DESCRIPTION OF THE TASK: Extract all of the data and reproduce it precisely.

AVAILABLE DATA:
##########

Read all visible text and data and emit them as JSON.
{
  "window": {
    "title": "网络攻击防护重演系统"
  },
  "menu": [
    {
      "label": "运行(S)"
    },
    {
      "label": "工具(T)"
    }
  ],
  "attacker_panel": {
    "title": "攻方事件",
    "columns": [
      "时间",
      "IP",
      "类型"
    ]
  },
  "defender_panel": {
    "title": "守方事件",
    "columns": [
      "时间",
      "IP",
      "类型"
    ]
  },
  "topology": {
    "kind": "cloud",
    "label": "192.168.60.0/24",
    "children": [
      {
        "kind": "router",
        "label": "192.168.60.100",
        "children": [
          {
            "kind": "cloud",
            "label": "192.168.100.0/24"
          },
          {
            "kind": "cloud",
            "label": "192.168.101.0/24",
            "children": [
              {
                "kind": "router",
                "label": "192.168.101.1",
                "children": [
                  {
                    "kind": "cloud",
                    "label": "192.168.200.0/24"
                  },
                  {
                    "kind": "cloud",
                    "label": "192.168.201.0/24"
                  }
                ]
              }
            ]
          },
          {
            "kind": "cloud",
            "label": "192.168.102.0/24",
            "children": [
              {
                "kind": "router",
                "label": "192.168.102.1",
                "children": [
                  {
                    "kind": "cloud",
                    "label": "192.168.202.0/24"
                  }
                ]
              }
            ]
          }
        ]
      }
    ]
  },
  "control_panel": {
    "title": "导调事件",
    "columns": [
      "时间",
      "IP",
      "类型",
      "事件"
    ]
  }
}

##########

ANSWER TO THIS TASK:
Read all visible text and data and emit them as JSON.
{
  "window": {
    "title": "网络攻击防护重演系统"
  },
  "menu": [
    {
      "label": "运行(S)"
    },
    {
      "label": "工具(T)"
    }
  ],
  "attacker_panel": {
    "title": "攻方事件",
    "columns": [
      "时间",
      "IP",
      "类型"
    ]
  },
  "defender_panel": {
    "title": "守方事件",
    "columns": [
      "时间",
      "IP",
      "类型"
    ]
  },
  "topology": {
    "kind": "cloud",
    "label": "192.168.60.0/24",
    "children": [
      {
        "kind": "router",
        "label": "192.168.60.100",
        "children": [
          {
            "kind": "cloud",
            "label": "192.168.100.0/24"
          },
          {
            "kind": "cloud",
            "label": "192.168.101.0/24",
            "children": [
              {
                "kind": "router",
                "label": "192.168.101.1",
                "children": [
                  {
                    "kind": "cloud",
                    "label": "192.168.200.0/24"
                  },
                  {
                    "kind": "cloud",
                    "label": "192.168.201.0/24"
                  }
                ]
              }
            ]
          },
          {
            "kind": "cloud",
            "label": "192.168.102.0/24",
            "children": [
              {
                "kind": "router",
                "label": "192.168.102.1",
                "children": [
                  {
                    "kind": "cloud",
                    "label": "192.168.202.0/24"
                  }
                ]
              }
            ]
          }
        ]
      }
    ]
  },
  "control_panel": {
    "title": "导调事件",
    "columns": [
      "时间",
      "IP",
      "类型",
      "事件"
    ]
  }
}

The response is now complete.